EXERCISE DESCRIPTION »
Locate the lines where "this" occurs and copy them as they stand.

ENTRIES SHOWN »
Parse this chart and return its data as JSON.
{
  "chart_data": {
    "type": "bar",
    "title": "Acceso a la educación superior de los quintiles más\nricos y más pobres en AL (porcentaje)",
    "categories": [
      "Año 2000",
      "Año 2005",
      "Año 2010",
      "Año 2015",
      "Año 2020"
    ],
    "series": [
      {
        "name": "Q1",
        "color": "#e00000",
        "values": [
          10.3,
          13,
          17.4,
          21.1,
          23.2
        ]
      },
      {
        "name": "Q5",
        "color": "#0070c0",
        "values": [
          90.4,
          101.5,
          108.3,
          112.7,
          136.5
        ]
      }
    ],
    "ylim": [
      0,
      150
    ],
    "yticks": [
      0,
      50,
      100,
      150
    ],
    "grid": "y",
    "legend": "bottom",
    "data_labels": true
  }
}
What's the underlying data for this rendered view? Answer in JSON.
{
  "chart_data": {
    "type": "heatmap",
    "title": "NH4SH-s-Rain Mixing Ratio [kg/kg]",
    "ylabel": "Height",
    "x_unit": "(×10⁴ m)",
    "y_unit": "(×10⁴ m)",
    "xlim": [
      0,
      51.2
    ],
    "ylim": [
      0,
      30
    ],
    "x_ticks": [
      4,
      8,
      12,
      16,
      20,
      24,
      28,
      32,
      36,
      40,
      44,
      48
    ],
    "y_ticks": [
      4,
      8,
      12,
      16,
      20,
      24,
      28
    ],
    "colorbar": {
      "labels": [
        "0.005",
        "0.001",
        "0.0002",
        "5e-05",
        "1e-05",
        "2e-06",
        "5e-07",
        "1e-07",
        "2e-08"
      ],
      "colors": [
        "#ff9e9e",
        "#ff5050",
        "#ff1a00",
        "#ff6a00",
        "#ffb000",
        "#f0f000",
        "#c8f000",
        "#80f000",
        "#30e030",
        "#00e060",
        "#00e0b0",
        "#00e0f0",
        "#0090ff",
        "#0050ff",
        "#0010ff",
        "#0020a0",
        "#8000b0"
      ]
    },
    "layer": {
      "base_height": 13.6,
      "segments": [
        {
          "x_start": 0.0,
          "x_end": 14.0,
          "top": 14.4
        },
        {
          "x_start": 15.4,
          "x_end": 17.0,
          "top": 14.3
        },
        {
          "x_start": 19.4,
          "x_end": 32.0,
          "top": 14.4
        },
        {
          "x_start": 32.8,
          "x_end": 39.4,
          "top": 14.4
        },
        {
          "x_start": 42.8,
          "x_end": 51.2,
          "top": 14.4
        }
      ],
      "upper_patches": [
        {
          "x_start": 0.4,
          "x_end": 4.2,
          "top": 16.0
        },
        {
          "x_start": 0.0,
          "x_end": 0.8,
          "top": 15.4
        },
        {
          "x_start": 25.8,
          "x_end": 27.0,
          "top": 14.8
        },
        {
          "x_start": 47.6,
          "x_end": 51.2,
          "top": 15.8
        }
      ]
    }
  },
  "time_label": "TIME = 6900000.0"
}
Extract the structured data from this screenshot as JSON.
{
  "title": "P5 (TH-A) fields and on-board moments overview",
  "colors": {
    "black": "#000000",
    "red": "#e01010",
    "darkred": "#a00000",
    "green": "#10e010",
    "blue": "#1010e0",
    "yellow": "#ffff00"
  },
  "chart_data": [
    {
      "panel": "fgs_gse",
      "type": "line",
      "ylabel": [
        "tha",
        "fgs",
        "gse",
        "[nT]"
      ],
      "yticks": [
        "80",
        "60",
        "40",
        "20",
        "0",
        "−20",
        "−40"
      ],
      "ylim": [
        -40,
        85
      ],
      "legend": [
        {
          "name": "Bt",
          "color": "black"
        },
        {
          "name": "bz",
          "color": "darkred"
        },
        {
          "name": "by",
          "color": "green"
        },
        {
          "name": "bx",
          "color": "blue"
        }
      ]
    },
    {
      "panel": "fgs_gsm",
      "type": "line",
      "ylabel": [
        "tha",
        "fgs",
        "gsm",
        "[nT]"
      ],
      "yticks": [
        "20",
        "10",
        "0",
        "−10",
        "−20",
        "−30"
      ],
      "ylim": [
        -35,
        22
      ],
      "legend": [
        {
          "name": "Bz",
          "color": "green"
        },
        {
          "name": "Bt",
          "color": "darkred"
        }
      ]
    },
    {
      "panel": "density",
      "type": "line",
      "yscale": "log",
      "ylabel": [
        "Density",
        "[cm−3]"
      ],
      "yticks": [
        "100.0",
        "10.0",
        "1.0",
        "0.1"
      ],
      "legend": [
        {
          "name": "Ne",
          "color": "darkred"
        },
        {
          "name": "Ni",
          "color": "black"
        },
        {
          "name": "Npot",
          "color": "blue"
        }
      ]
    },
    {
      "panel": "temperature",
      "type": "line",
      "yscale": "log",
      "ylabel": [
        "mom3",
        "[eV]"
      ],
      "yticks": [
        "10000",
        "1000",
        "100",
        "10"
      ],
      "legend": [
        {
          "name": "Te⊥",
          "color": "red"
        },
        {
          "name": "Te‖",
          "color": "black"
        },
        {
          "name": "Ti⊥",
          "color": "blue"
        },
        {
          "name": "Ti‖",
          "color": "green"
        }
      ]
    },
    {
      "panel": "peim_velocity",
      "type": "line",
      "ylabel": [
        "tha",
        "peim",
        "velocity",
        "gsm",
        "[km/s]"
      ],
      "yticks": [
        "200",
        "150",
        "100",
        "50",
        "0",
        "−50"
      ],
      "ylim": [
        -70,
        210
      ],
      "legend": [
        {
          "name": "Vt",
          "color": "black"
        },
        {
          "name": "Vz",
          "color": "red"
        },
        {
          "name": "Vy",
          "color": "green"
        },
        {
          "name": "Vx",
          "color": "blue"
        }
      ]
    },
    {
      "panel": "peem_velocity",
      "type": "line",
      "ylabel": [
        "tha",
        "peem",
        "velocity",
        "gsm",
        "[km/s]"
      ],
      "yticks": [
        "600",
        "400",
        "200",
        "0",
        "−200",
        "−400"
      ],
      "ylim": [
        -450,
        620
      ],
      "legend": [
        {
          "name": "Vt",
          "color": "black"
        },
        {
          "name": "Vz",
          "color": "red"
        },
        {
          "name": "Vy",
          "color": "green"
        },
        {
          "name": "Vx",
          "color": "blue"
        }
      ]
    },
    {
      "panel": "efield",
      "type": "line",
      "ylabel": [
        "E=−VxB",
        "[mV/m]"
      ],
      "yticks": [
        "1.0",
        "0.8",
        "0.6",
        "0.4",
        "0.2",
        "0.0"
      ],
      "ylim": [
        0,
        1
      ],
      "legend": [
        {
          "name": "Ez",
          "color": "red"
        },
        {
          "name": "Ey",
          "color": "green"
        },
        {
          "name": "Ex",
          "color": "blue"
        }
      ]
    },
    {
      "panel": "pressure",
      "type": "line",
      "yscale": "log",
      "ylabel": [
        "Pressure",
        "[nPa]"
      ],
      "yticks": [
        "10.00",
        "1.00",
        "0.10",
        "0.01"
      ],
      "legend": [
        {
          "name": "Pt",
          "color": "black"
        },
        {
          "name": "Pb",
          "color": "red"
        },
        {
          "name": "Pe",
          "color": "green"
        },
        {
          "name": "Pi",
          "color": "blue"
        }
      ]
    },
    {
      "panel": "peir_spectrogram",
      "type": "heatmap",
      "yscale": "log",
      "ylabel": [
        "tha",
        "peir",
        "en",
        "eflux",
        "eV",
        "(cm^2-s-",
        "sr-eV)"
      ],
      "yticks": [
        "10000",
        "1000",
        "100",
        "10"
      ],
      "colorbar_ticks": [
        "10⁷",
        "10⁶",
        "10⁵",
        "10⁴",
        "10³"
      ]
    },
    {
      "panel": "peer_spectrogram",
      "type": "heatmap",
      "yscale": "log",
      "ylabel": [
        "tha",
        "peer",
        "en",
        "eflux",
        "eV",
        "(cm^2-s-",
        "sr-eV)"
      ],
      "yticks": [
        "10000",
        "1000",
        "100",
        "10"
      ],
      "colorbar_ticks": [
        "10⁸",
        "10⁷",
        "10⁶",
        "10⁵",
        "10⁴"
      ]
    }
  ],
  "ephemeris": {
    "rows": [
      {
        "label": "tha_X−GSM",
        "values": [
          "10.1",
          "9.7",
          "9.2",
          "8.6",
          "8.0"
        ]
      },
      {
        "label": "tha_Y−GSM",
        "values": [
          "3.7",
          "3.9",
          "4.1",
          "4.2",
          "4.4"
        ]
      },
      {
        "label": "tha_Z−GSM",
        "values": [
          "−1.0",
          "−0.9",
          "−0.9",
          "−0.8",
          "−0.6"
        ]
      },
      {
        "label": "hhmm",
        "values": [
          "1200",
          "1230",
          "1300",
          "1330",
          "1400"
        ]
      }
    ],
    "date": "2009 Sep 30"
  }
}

CORRECT ANSWER »
Parse this chart and return its data as JSON.
What's the underlying data for this rendered view? Answer in JSON.
Extract the structured data from this screenshot as JSON.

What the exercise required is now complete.